---------- Listing ----------
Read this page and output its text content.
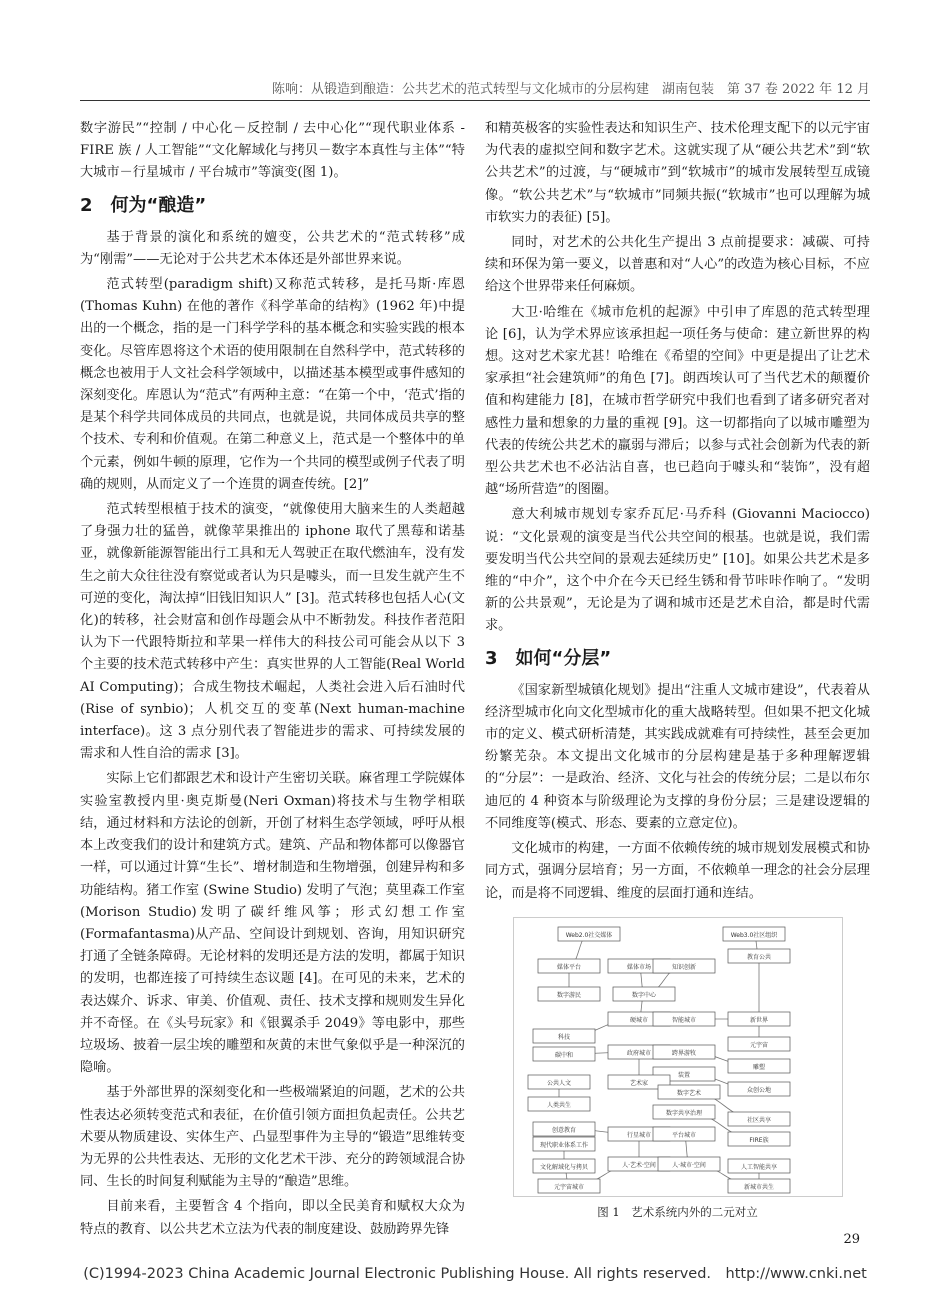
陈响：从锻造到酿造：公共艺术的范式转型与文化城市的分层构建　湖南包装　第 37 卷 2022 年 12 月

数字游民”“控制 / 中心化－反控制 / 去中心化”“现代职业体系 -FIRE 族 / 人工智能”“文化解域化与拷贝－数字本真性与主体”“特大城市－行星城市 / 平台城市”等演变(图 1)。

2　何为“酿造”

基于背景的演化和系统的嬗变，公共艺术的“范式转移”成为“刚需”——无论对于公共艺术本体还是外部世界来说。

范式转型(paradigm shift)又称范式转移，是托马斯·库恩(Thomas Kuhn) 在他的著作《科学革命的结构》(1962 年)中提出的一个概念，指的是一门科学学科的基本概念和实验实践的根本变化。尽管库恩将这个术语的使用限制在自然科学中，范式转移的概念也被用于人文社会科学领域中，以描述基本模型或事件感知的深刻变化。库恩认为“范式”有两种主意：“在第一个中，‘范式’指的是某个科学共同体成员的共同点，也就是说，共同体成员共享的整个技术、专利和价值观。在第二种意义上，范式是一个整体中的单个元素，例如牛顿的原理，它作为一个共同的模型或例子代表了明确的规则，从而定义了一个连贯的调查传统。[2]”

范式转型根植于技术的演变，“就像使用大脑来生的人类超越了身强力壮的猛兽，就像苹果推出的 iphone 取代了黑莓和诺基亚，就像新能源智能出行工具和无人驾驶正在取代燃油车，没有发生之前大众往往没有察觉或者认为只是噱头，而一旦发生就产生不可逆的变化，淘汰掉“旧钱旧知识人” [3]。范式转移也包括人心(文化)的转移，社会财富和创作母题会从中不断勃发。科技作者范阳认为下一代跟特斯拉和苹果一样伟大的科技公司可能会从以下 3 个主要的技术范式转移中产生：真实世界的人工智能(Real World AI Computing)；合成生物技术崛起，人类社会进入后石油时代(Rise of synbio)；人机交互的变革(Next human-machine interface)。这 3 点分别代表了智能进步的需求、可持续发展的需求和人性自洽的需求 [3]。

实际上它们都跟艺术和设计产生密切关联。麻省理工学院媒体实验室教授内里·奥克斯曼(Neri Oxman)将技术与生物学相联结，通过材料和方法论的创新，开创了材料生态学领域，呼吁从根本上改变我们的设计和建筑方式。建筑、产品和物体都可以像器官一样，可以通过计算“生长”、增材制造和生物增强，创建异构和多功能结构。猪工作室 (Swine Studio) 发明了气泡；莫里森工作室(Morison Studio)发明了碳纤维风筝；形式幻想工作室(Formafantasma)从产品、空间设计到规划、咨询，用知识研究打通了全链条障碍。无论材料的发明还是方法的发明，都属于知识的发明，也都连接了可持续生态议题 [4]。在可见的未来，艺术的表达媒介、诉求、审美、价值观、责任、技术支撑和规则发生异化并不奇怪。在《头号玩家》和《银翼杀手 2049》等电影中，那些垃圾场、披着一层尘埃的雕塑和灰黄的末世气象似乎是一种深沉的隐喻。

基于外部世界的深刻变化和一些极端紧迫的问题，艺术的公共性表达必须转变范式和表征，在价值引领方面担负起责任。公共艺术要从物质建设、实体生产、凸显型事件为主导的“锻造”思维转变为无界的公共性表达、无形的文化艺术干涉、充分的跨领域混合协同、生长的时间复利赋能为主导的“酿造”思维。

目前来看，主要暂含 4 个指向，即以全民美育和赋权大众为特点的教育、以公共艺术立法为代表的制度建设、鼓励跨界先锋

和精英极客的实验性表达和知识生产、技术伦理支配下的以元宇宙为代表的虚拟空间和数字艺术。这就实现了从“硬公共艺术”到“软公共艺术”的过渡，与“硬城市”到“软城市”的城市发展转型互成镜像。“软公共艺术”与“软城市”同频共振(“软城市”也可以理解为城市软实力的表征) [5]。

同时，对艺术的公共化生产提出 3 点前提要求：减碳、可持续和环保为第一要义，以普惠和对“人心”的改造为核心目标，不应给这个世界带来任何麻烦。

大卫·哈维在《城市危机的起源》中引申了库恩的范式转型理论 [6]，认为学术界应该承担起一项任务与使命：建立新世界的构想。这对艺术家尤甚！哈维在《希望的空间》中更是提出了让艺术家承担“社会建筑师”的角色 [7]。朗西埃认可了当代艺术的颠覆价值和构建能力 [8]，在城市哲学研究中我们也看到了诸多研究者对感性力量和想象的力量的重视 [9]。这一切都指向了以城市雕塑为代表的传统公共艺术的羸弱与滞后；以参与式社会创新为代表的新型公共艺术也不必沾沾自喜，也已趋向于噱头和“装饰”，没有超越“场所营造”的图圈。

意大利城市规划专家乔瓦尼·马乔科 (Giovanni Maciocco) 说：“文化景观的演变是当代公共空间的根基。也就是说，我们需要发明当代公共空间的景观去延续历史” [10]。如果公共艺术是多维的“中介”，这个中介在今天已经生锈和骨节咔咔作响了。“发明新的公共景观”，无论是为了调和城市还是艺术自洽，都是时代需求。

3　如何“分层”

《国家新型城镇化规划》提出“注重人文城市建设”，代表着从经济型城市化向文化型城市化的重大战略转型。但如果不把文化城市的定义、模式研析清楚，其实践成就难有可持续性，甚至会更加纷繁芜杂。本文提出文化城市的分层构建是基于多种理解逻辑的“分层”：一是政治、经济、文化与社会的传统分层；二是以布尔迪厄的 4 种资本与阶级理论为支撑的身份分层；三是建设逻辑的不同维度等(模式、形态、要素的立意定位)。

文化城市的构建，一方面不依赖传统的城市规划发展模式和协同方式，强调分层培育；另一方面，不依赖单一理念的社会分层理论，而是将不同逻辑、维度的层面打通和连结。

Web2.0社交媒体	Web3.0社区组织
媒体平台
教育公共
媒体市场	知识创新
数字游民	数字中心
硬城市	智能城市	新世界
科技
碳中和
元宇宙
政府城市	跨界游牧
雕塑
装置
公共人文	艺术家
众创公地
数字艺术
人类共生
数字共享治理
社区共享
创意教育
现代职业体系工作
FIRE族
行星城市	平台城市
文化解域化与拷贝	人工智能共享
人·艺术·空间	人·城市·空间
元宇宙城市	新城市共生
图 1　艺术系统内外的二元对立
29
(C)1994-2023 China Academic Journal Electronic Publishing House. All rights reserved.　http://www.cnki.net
----------
Repeat everything in the records precisely. Images are excluded from the copy.

Read this page and output its text content.
陈响：从锻造到酿造：公共艺术的范式转型与文化城市的分层构建　湖南包装　第 37 卷 2022 年 12 月

数字游民”“控制 / 中心化－反控制 / 去中心化”“现代职业体系 -FIRE 族 / 人工智能”“文化解域化与拷贝－数字本真性与主体”“特大城市－行星城市 / 平台城市”等演变(图 1)。

2　何为“酿造”

基于背景的演化和系统的嬗变，公共艺术的“范式转移”成为“刚需”——无论对于公共艺术本体还是外部世界来说。

范式转型(paradigm shift)又称范式转移，是托马斯·库恩(Thomas Kuhn) 在他的著作《科学革命的结构》(1962 年)中提出的一个概念，指的是一门科学学科的基本概念和实验实践的根本变化。尽管库恩将这个术语的使用限制在自然科学中，范式转移的概念也被用于人文社会科学领域中，以描述基本模型或事件感知的深刻变化。库恩认为“范式”有两种主意：“在第一个中，‘范式’指的是某个科学共同体成员的共同点，也就是说，共同体成员共享的整个技术、专利和价值观。在第二种意义上，范式是一个整体中的单个元素，例如牛顿的原理，它作为一个共同的模型或例子代表了明确的规则，从而定义了一个连贯的调查传统。[2]”

范式转型根植于技术的演变，“就像使用大脑来生的人类超越了身强力壮的猛兽，就像苹果推出的 iphone 取代了黑莓和诺基亚，就像新能源智能出行工具和无人驾驶正在取代燃油车，没有发生之前大众往往没有察觉或者认为只是噱头，而一旦发生就产生不可逆的变化，淘汰掉“旧钱旧知识人” [3]。范式转移也包括人心(文化)的转移，社会财富和创作母题会从中不断勃发。科技作者范阳认为下一代跟特斯拉和苹果一样伟大的科技公司可能会从以下 3 个主要的技术范式转移中产生：真实世界的人工智能(Real World AI Computing)；合成生物技术崛起，人类社会进入后石油时代(Rise of synbio)；人机交互的变革(Next human-machine interface)。这 3 点分别代表了智能进步的需求、可持续发展的需求和人性自洽的需求 [3]。

实际上它们都跟艺术和设计产生密切关联。麻省理工学院媒体实验室教授内里·奥克斯曼(Neri Oxman)将技术与生物学相联结，通过材料和方法论的创新，开创了材料生态学领域，呼吁从根本上改变我们的设计和建筑方式。建筑、产品和物体都可以像器官一样，可以通过计算“生长”、增材制造和生物增强，创建异构和多功能结构。猪工作室 (Swine Studio) 发明了气泡；莫里森工作室(Morison Studio)发明了碳纤维风筝；形式幻想工作室(Formafantasma)从产品、空间设计到规划、咨询，用知识研究打通了全链条障碍。无论材料的发明还是方法的发明，都属于知识的发明，也都连接了可持续生态议题 [4]。在可见的未来，艺术的表达媒介、诉求、审美、价值观、责任、技术支撑和规则发生异化并不奇怪。在《头号玩家》和《银翼杀手 2049》等电影中，那些垃圾场、披着一层尘埃的雕塑和灰黄的末世气象似乎是一种深沉的隐喻。

基于外部世界的深刻变化和一些极端紧迫的问题，艺术的公共性表达必须转变范式和表征，在价值引领方面担负起责任。公共艺术要从物质建设、实体生产、凸显型事件为主导的“锻造”思维转变为无界的公共性表达、无形的文化艺术干涉、充分的跨领域混合协同、生长的时间复利赋能为主导的“酿造”思维。

目前来看，主要暂含 4 个指向，即以全民美育和赋权大众为特点的教育、以公共艺术立法为代表的制度建设、鼓励跨界先锋

和精英极客的实验性表达和知识生产、技术伦理支配下的以元宇宙为代表的虚拟空间和数字艺术。这就实现了从“硬公共艺术”到“软公共艺术”的过渡，与“硬城市”到“软城市”的城市发展转型互成镜像。“软公共艺术”与“软城市”同频共振(“软城市”也可以理解为城市软实力的表征) [5]。

同时，对艺术的公共化生产提出 3 点前提要求：减碳、可持续和环保为第一要义，以普惠和对“人心”的改造为核心目标，不应给这个世界带来任何麻烦。

大卫·哈维在《城市危机的起源》中引申了库恩的范式转型理论 [6]，认为学术界应该承担起一项任务与使命：建立新世界的构想。这对艺术家尤甚！哈维在《希望的空间》中更是提出了让艺术家承担“社会建筑师”的角色 [7]。朗西埃认可了当代艺术的颠覆价值和构建能力 [8]，在城市哲学研究中我们也看到了诸多研究者对感性力量和想象的力量的重视 [9]。这一切都指向了以城市雕塑为代表的传统公共艺术的羸弱与滞后；以参与式社会创新为代表的新型公共艺术也不必沾沾自喜，也已趋向于噱头和“装饰”，没有超越“场所营造”的图圈。

意大利城市规划专家乔瓦尼·马乔科 (Giovanni Maciocco) 说：“文化景观的演变是当代公共空间的根基。也就是说，我们需要发明当代公共空间的景观去延续历史” [10]。如果公共艺术是多维的“中介”，这个中介在今天已经生锈和骨节咔咔作响了。“发明新的公共景观”，无论是为了调和城市还是艺术自洽，都是时代需求。

3　如何“分层”

《国家新型城镇化规划》提出“注重人文城市建设”，代表着从经济型城市化向文化型城市化的重大战略转型。但如果不把文化城市的定义、模式研析清楚，其实践成就难有可持续性，甚至会更加纷繁芜杂。本文提出文化城市的分层构建是基于多种理解逻辑的“分层”：一是政治、经济、文化与社会的传统分层；二是以布尔迪厄的 4 种资本与阶级理论为支撑的身份分层；三是建设逻辑的不同维度等(模式、形态、要素的立意定位)。

文化城市的构建，一方面不依赖传统的城市规划发展模式和协同方式，强调分层培育；另一方面，不依赖单一理念的社会分层理论，而是将不同逻辑、维度的层面打通和连结。

Web2.0社交媒体	Web3.0社区组织
媒体平台
教育公共
媒体市场	知识创新
数字游民	数字中心
硬城市	智能城市	新世界
科技
碳中和
元宇宙
政府城市	跨界游牧
雕塑
装置
公共人文	艺术家
众创公地
数字艺术
人类共生
数字共享治理
社区共享
创意教育
现代职业体系工作
FIRE族
行星城市	平台城市
文化解域化与拷贝	人工智能共享
人·艺术·空间	人·城市·空间
元宇宙城市	新城市共生
图 1　艺术系统内外的二元对立
29
(C)1994-2023 China Academic Journal Electronic Publishing House. All rights reserved.　http://www.cnki.net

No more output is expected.